**WRITTEN TASK:** Drop all images and give the records again exactly.

**A block of data:**
================================

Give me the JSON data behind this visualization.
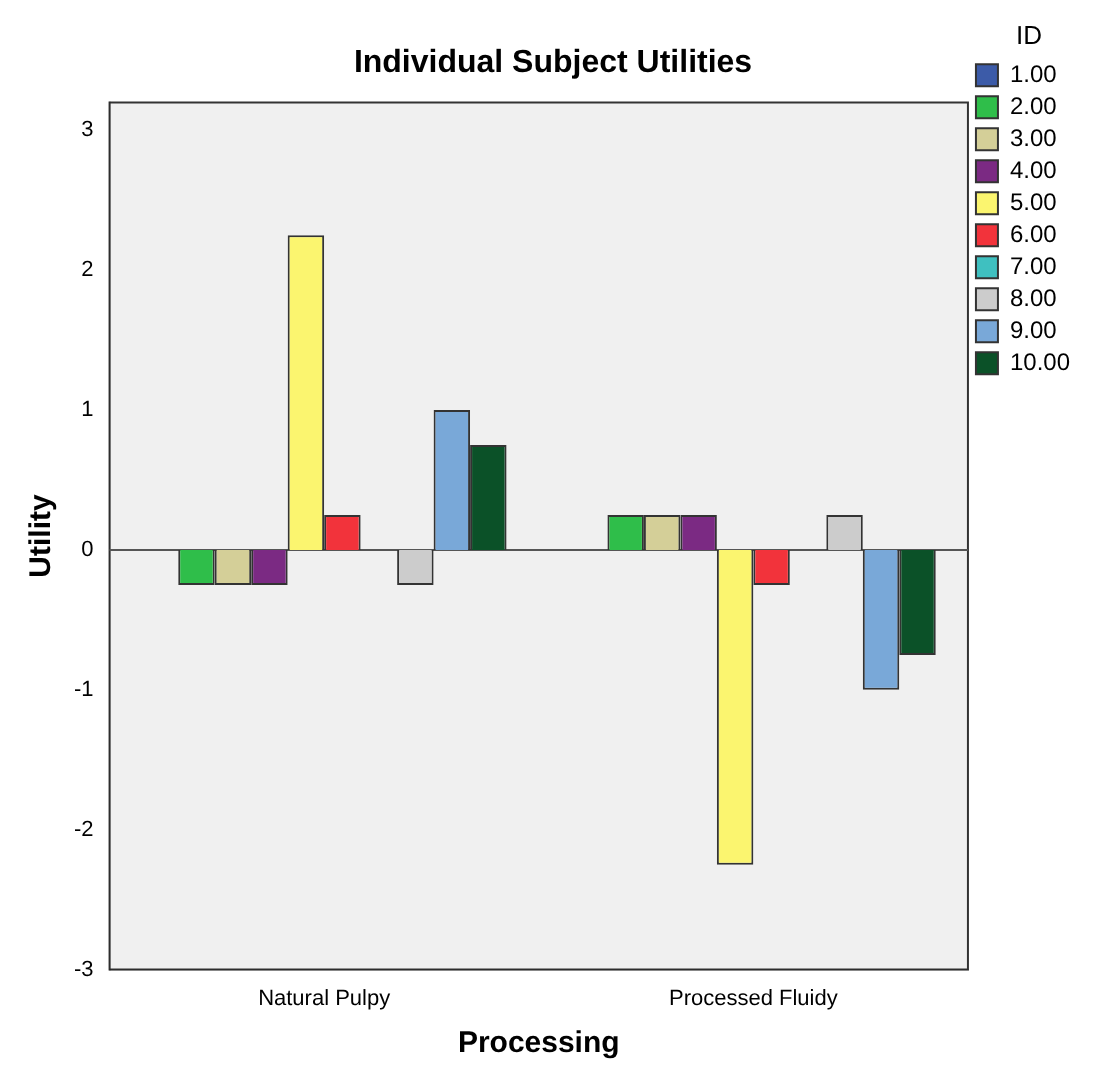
{
  "chart_data": {
    "type": "bar",
    "title": "Individual Subject Utilities",
    "xlabel": "Processing",
    "ylabel": "Utility",
    "legend_title": "ID",
    "categories": [
      "Natural Pulpy",
      "Processed Fluidy"
    ],
    "series": [
      {
        "name": "1.00",
        "color": "#3c5ba8",
        "values": [
          0,
          0
        ]
      },
      {
        "name": "2.00",
        "color": "#2fbe4a",
        "values": [
          -0.25,
          0.25
        ]
      },
      {
        "name": "3.00",
        "color": "#d4cf98",
        "values": [
          -0.25,
          0.25
        ]
      },
      {
        "name": "4.00",
        "color": "#7b2a83",
        "values": [
          -0.25,
          0.25
        ]
      },
      {
        "name": "5.00",
        "color": "#fbf56f",
        "values": [
          2.25,
          -2.25
        ]
      },
      {
        "name": "6.00",
        "color": "#f2333b",
        "values": [
          0.25,
          -0.25
        ]
      },
      {
        "name": "7.00",
        "color": "#3fc0c0",
        "values": [
          0,
          0
        ]
      },
      {
        "name": "8.00",
        "color": "#cccccc",
        "values": [
          -0.25,
          0.25
        ]
      },
      {
        "name": "9.00",
        "color": "#79a8d8",
        "values": [
          1,
          -1
        ]
      },
      {
        "name": "10.00",
        "color": "#0b5128",
        "values": [
          0.75,
          -0.75
        ]
      }
    ],
    "ylim": [
      -3,
      3.2
    ],
    "yticks": [
      -3,
      -2,
      -1,
      0,
      1,
      2,
      3
    ],
    "grid": false,
    "legend": "right",
    "ref_lines": [
      {
        "axis": "y",
        "value": 0,
        "color": "#555555"
      }
    ]
  }
}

================================

**RESPONSE TO THIS TASK:**
Give me the JSON data behind this visualization.
{
  "chart_data": {
    "type": "bar",
    "title": "Individual Subject Utilities",
    "xlabel": "Processing",
    "ylabel": "Utility",
    "legend_title": "ID",
    "categories": [
      "Natural Pulpy",
      "Processed Fluidy"
    ],
    "series": [
      {
        "name": "1.00",
        "color": "#3c5ba8",
        "values": [
          0,
          0
        ]
      },
      {
        "name": "2.00",
        "color": "#2fbe4a",
        "values": [
          -0.25,
          0.25
        ]
      },
      {
        "name": "3.00",
        "color": "#d4cf98",
        "values": [
          -0.25,
          0.25
        ]
      },
      {
        "name": "4.00",
        "color": "#7b2a83",
        "values": [
          -0.25,
          0.25
        ]
      },
      {
        "name": "5.00",
        "color": "#fbf56f",
        "values": [
          2.25,
          -2.25
        ]
      },
      {
        "name": "6.00",
        "color": "#f2333b",
        "values": [
          0.25,
          -0.25
        ]
      },
      {
        "name": "7.00",
        "color": "#3fc0c0",
        "values": [
          0,
          0
        ]
      },
      {
        "name": "8.00",
        "color": "#cccccc",
        "values": [
          -0.25,
          0.25
        ]
      },
      {
        "name": "9.00",
        "color": "#79a8d8",
        "values": [
          1,
          -1
        ]
      },
      {
        "name": "10.00",
        "color": "#0b5128",
        "values": [
          0.75,
          -0.75
        ]
      }
    ],
    "ylim": [
      -3,
      3.2
    ],
    "yticks": [
      -3,
      -2,
      -1,
      0,
      1,
      2,
      3
    ],
    "grid": false,
    "legend": "right",
    "ref_lines": [
      {
        "axis": "y",
        "value": 0,
        "color": "#555555"
      }
    ]
  }
}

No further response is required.